Identify each line containing the word "label" and copy it.

**DATA ROWS:**
'''
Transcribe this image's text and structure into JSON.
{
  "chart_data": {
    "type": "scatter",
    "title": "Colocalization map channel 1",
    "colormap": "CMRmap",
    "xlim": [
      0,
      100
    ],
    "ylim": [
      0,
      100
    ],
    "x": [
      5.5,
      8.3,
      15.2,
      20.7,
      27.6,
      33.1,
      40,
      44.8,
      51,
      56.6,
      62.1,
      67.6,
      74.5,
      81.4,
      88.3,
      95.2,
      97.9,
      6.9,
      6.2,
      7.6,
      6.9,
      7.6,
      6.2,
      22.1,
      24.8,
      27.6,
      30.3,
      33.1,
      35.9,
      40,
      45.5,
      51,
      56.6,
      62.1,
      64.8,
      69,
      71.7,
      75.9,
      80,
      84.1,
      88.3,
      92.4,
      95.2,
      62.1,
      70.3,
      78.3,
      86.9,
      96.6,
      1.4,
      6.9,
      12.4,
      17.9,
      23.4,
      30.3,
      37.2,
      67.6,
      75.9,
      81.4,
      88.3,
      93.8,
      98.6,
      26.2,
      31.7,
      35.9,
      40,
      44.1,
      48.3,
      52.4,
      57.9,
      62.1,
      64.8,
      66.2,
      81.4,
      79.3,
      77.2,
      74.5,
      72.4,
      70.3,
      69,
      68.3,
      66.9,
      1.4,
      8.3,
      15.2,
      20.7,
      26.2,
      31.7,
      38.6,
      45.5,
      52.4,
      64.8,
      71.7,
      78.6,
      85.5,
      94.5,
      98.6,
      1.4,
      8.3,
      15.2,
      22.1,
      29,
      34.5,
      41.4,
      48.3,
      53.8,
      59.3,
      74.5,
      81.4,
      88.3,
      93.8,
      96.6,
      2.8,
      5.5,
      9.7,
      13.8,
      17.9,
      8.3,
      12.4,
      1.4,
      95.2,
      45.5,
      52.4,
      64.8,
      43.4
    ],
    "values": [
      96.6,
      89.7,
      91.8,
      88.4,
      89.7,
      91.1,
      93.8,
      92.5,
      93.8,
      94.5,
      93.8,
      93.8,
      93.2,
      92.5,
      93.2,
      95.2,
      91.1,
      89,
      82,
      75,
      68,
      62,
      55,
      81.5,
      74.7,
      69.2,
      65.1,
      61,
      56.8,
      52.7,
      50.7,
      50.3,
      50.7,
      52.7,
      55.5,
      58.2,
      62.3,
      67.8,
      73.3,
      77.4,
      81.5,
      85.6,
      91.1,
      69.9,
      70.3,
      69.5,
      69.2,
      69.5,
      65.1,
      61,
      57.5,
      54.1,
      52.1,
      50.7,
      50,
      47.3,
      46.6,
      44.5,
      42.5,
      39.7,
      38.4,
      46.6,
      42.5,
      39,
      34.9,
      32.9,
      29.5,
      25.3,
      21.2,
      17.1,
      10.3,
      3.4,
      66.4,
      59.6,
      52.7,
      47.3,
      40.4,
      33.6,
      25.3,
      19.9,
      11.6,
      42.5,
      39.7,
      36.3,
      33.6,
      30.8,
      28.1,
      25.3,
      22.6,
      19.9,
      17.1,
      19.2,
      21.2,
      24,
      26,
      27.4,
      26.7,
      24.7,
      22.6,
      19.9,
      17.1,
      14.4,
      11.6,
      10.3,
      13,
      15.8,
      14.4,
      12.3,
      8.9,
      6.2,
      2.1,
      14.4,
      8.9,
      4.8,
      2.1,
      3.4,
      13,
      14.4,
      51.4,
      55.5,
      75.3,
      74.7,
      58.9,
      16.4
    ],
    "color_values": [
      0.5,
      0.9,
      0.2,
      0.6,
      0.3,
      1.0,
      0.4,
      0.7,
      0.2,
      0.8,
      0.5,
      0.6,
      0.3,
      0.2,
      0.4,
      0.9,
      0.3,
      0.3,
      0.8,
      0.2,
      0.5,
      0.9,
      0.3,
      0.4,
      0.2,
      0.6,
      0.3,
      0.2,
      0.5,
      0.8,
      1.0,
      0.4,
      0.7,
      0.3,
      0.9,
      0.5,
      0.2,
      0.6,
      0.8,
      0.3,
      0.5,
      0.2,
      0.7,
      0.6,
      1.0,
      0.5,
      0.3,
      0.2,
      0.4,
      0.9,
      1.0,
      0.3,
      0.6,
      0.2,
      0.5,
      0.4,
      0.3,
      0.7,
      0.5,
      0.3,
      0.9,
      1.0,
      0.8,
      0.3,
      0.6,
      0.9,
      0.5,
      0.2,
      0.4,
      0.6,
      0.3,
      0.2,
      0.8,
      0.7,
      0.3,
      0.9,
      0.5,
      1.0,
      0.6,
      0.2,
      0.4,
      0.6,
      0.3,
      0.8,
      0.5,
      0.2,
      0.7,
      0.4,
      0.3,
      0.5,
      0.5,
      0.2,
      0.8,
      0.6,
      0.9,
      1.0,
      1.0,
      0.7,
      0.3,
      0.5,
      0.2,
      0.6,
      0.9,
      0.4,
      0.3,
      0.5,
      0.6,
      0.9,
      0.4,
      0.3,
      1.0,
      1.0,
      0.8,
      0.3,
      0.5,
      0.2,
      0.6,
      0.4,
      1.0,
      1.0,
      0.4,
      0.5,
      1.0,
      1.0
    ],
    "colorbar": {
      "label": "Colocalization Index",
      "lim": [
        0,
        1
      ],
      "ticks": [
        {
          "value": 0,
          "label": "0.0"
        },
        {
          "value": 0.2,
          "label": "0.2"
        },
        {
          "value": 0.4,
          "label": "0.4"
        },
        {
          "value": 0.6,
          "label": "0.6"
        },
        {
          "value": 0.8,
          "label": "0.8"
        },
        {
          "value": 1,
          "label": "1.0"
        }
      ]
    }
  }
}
'''
**TASK SOLUTION:**
      "label": "Colocalization Index",
          "label": "0.0"
          "label": "0.2"
          "label": "0.4"
          "label": "0.6"
          "label": "0.8"
          "label": "1.0"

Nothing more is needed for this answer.